*Set exercise:*
In the records that follow, locate every line with "those" and extract it.

* * * * * * *

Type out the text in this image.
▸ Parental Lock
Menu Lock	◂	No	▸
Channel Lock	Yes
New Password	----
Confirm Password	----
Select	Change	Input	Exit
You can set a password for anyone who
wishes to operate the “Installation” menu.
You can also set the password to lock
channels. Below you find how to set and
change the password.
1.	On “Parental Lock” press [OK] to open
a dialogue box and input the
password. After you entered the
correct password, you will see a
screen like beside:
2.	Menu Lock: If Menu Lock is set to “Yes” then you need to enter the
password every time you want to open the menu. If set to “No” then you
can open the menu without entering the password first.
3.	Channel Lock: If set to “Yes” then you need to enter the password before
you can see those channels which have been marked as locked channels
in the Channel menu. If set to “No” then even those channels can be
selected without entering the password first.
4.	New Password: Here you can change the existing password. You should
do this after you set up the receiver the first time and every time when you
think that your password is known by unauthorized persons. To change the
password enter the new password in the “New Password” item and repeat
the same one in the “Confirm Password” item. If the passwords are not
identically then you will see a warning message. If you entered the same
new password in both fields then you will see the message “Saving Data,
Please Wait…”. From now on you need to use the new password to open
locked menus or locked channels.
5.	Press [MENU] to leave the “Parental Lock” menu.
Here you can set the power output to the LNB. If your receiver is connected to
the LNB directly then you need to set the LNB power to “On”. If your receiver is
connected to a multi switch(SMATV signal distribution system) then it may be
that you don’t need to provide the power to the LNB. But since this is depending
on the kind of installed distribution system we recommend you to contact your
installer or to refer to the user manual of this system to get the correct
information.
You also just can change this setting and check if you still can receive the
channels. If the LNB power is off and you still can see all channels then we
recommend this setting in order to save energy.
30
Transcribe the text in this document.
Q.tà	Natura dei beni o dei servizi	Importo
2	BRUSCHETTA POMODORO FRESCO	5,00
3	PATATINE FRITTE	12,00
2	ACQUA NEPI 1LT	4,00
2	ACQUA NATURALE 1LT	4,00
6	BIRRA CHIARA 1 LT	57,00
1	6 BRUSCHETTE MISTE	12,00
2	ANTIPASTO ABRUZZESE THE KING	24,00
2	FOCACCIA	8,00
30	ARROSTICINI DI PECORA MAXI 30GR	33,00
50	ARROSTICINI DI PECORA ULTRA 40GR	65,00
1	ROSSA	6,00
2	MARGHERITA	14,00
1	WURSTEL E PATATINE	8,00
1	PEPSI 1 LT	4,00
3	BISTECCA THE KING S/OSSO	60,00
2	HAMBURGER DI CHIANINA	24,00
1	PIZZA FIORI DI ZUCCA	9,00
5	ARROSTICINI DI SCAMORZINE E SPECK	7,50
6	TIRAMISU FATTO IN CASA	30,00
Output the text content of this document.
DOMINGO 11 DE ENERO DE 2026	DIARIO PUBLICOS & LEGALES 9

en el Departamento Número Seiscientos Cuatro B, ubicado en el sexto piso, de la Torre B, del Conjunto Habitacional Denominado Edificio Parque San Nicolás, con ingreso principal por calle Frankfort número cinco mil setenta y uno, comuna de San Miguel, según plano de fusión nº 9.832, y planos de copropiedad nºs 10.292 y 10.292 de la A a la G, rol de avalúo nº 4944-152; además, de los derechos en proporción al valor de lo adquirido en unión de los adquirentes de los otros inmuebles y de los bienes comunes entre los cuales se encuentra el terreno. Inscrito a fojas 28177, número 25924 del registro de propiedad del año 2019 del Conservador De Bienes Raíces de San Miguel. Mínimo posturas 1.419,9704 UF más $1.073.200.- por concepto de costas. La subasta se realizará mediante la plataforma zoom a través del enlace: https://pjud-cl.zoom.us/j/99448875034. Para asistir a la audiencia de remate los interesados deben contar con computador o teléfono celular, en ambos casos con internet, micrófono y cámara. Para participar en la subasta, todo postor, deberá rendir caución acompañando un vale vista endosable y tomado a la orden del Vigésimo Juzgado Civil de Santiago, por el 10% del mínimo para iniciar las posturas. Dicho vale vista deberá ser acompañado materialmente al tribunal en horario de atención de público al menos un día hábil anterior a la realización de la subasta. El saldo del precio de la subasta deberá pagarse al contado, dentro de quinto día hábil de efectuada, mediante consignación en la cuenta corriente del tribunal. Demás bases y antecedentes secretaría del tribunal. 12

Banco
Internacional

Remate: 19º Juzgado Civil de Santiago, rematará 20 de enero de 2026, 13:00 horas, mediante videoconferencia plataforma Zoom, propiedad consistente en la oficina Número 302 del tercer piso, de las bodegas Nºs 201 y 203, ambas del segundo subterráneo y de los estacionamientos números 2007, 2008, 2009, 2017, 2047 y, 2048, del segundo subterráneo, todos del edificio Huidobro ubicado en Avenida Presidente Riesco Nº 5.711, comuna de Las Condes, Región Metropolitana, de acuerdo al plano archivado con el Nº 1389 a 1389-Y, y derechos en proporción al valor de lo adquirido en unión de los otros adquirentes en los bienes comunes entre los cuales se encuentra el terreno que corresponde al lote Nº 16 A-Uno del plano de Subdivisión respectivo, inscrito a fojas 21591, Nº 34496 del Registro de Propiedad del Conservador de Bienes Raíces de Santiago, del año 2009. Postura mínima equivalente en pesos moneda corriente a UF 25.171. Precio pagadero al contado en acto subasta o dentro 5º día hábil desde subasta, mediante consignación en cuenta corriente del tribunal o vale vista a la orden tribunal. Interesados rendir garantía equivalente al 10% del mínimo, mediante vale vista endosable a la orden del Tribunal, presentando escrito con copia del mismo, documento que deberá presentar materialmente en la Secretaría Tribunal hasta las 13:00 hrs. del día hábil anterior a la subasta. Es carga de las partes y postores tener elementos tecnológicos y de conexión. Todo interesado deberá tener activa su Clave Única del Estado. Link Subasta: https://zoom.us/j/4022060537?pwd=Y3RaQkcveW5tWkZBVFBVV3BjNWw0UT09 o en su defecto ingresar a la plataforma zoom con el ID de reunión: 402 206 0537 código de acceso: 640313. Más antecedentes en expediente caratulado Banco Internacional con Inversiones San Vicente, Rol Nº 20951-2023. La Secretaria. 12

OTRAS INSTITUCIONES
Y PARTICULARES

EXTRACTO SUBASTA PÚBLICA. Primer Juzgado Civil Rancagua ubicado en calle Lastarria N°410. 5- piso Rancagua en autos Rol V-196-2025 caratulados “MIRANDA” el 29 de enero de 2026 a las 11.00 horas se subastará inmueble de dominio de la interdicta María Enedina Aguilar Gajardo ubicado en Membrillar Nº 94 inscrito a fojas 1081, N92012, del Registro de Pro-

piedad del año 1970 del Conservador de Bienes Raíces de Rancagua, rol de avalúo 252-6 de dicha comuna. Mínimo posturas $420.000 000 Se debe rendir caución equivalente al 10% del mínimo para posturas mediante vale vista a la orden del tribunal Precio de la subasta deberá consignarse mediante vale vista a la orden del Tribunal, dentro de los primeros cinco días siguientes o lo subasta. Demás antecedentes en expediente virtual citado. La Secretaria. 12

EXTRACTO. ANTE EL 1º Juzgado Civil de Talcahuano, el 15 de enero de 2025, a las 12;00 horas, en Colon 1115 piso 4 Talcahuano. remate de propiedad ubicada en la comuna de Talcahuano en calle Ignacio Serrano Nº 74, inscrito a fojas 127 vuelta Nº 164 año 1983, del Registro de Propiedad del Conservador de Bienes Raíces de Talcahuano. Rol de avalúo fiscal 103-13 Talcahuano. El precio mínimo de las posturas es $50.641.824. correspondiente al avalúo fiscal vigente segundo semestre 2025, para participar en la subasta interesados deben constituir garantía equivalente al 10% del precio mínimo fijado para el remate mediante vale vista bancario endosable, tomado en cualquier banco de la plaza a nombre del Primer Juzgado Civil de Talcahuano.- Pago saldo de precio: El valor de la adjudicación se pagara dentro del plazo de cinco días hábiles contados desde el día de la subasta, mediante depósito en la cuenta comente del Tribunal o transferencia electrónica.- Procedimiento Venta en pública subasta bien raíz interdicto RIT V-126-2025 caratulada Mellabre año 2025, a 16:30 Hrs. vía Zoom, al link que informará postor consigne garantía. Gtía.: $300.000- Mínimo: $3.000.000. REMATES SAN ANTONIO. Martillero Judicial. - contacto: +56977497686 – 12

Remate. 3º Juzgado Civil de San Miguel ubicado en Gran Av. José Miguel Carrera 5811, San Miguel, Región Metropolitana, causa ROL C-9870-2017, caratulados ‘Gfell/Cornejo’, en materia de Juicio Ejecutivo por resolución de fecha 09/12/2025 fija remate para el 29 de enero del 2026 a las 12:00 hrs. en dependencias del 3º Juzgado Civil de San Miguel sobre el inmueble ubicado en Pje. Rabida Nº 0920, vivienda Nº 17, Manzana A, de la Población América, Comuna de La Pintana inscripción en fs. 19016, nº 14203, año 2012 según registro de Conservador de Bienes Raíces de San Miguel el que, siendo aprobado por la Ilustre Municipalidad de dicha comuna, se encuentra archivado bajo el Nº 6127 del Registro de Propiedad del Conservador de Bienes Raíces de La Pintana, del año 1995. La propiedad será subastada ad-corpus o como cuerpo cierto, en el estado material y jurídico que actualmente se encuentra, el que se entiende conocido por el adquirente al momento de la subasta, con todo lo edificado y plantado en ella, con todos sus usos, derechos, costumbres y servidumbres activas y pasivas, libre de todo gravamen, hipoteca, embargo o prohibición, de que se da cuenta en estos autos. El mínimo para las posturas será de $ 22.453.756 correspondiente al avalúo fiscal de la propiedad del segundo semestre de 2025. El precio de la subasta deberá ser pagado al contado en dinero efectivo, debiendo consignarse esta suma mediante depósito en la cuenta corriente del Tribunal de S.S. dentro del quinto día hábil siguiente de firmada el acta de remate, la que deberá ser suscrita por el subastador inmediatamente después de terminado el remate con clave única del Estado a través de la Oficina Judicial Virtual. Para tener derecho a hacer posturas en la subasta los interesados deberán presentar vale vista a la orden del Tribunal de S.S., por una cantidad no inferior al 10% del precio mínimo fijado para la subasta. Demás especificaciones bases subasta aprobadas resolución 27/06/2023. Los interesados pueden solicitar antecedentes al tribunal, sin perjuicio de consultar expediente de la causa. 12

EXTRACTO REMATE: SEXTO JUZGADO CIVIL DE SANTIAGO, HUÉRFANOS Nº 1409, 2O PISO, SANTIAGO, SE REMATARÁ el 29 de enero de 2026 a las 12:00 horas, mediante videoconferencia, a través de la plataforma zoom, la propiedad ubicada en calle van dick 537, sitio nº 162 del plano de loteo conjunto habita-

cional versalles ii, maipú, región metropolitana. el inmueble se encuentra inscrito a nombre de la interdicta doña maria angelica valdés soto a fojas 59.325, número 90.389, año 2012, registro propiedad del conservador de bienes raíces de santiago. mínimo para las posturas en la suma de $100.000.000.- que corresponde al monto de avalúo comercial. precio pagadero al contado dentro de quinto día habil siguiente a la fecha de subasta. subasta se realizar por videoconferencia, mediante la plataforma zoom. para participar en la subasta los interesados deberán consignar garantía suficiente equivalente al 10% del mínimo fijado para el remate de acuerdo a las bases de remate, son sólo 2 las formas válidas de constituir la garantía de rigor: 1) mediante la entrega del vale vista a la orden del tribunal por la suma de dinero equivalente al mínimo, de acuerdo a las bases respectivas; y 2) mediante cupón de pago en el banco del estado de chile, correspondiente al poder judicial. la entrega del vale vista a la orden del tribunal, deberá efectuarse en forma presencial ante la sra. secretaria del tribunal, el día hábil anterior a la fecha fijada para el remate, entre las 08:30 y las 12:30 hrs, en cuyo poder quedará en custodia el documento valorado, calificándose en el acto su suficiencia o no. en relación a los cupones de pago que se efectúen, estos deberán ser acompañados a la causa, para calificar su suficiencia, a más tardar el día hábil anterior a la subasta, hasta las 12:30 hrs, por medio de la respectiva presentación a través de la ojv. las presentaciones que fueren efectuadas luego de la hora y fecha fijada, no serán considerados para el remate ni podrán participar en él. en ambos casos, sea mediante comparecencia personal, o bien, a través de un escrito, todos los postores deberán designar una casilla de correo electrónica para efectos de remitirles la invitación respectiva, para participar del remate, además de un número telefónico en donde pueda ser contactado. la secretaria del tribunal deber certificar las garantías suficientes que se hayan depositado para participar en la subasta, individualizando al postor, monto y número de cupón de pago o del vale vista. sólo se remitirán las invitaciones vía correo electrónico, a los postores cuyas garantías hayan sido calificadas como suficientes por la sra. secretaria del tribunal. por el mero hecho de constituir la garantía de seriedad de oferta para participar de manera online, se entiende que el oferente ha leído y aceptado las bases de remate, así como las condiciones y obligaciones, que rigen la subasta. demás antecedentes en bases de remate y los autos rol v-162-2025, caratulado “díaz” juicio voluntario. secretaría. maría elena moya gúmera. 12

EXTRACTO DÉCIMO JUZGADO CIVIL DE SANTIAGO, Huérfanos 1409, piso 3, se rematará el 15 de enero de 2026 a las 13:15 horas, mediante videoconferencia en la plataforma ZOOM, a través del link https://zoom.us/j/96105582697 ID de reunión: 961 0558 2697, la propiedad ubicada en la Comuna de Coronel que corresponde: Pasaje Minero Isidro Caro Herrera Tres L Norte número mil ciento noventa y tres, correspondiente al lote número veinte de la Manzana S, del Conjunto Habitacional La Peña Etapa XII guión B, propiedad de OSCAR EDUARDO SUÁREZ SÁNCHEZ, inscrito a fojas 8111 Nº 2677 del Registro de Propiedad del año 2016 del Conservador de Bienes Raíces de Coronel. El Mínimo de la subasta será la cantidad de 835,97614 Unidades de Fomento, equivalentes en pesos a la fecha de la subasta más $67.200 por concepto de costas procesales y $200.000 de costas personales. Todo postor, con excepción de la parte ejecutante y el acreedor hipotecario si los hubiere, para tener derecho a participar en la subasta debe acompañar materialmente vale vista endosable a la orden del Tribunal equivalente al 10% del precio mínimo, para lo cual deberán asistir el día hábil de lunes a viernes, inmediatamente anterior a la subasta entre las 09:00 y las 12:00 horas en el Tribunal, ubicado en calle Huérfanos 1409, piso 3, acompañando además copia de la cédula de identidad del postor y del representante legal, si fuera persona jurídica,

* * * * * * *

*Exercise response:*
you can see those channels which have been marked as locked channels
in the Channel menu. If set to “No” then even those channels can be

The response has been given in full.